● **Material supplied**:

++++++++++

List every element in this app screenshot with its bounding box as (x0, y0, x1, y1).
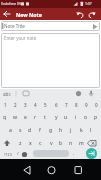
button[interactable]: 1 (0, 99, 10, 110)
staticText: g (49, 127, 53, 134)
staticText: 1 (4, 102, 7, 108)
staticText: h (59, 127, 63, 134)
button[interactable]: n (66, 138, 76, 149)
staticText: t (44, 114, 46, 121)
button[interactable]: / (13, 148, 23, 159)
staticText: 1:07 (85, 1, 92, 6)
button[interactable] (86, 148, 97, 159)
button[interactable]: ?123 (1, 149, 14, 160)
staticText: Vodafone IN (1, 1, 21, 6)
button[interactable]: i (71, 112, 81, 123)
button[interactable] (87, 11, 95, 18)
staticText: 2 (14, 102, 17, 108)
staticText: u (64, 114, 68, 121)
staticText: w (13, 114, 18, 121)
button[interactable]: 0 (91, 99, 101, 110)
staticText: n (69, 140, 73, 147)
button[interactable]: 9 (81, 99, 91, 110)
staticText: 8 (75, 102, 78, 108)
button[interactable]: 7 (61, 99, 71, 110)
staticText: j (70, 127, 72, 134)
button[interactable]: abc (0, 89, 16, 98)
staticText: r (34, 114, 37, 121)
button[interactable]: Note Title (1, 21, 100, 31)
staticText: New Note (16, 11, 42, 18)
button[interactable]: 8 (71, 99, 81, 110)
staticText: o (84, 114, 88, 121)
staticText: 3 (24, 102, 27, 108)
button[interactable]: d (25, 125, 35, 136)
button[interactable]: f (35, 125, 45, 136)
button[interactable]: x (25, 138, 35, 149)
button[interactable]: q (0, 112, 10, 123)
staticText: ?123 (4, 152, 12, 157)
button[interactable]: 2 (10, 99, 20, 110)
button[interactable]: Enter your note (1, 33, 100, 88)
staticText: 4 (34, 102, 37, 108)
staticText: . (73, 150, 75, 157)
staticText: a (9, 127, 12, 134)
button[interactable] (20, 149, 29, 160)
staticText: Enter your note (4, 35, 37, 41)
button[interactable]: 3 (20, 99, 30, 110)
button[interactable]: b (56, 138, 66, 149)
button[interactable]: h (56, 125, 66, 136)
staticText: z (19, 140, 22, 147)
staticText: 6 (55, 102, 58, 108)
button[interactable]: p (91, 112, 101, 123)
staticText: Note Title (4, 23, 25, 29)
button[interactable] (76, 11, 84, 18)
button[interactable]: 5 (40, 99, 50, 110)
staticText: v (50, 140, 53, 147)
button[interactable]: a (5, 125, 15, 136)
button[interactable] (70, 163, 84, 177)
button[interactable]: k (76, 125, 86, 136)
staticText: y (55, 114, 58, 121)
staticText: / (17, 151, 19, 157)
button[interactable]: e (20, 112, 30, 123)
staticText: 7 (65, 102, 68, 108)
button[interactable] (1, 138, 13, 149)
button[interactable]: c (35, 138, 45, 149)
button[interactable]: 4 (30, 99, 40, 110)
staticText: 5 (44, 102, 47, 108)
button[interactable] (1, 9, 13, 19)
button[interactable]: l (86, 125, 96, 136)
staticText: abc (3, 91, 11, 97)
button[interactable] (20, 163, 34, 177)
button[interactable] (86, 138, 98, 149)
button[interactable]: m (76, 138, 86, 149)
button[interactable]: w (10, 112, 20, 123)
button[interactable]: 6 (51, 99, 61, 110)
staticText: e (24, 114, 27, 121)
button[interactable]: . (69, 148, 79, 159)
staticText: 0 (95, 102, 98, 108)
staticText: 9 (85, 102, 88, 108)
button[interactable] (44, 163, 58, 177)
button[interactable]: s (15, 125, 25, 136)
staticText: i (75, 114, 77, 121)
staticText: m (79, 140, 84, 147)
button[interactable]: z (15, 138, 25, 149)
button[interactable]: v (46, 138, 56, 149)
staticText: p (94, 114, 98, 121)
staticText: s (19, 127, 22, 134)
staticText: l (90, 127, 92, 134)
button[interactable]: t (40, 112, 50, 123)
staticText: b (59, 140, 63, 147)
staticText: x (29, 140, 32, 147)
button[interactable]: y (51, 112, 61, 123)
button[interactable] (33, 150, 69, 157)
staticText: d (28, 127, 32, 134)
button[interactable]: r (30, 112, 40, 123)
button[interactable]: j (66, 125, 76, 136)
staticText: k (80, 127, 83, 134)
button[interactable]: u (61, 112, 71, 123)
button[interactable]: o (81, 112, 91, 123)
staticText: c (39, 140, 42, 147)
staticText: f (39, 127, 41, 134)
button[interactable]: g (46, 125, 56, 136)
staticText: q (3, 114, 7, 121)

++++++++++

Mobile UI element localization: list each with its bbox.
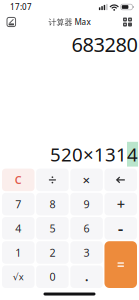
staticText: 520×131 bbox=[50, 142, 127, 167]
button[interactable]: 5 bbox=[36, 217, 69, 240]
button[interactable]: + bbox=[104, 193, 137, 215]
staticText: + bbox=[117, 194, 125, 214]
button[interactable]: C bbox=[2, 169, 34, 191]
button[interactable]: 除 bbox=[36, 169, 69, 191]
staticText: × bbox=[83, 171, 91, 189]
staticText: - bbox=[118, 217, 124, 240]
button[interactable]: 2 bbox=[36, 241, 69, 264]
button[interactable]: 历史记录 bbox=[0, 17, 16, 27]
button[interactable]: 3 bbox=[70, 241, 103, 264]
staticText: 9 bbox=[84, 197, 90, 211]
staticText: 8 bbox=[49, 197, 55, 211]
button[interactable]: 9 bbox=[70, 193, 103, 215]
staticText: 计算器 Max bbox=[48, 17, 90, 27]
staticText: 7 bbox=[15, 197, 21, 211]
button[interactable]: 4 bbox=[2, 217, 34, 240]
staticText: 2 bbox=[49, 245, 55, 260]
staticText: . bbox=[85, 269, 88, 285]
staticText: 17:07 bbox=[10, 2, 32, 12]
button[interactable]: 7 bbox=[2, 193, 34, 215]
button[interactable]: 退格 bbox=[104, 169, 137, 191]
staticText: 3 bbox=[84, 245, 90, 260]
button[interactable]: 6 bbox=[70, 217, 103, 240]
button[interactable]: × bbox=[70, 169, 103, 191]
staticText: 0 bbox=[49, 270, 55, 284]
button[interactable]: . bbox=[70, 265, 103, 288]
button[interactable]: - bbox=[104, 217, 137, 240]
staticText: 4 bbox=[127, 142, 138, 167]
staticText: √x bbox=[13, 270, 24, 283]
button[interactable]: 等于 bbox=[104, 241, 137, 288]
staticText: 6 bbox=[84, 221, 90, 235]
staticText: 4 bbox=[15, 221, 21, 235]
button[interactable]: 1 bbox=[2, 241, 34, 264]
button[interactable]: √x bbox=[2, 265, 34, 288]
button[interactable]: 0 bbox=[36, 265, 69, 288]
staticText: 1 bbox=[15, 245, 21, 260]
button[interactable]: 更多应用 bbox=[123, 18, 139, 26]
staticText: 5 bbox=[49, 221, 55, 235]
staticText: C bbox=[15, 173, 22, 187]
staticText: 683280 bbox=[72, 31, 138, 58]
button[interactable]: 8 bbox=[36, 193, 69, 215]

++++++++++

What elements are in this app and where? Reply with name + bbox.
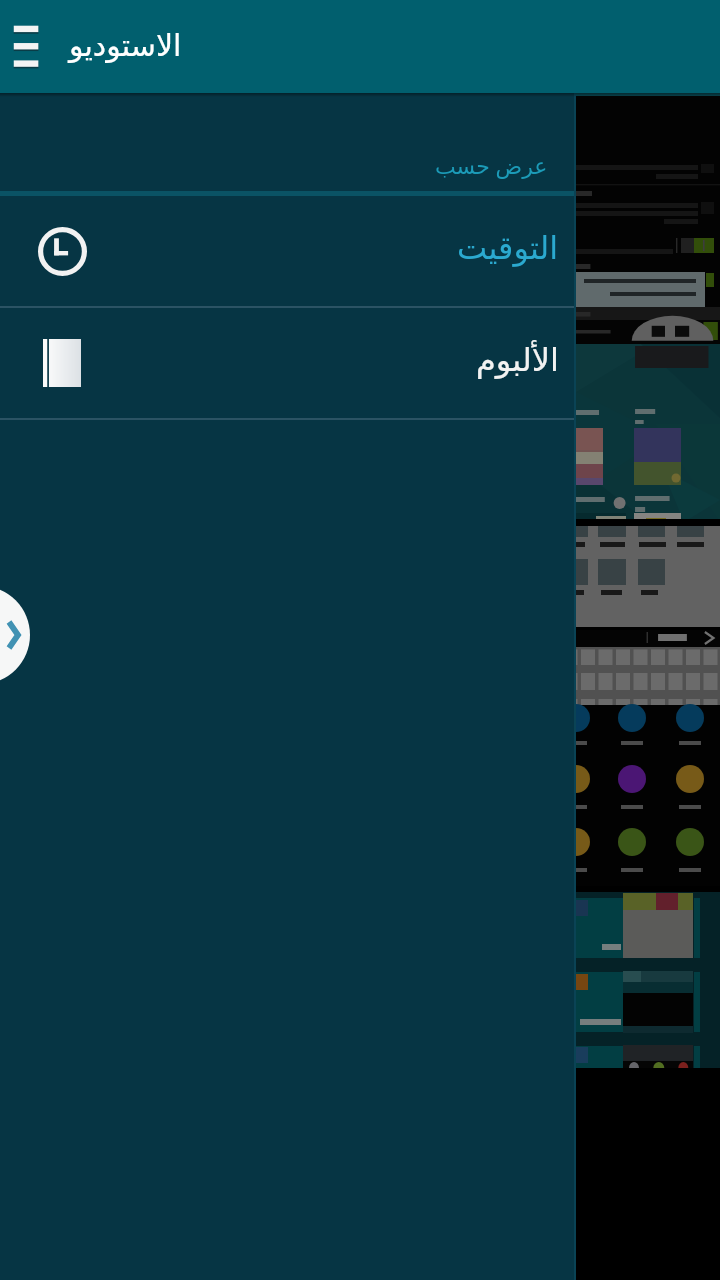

++++++++++

● **Task directions**: Report each line of the data above that contains the string "with", copying every such line in full. Case counts, so treat uppercase and lowercase letters as different.

● **The response**:
List every element in this app screenshot with its bounding box as (x0, y0, x1, y1).
Mobile UI element localization: list each with its bbox.
What elements are in this app and where? Reply with name + bbox.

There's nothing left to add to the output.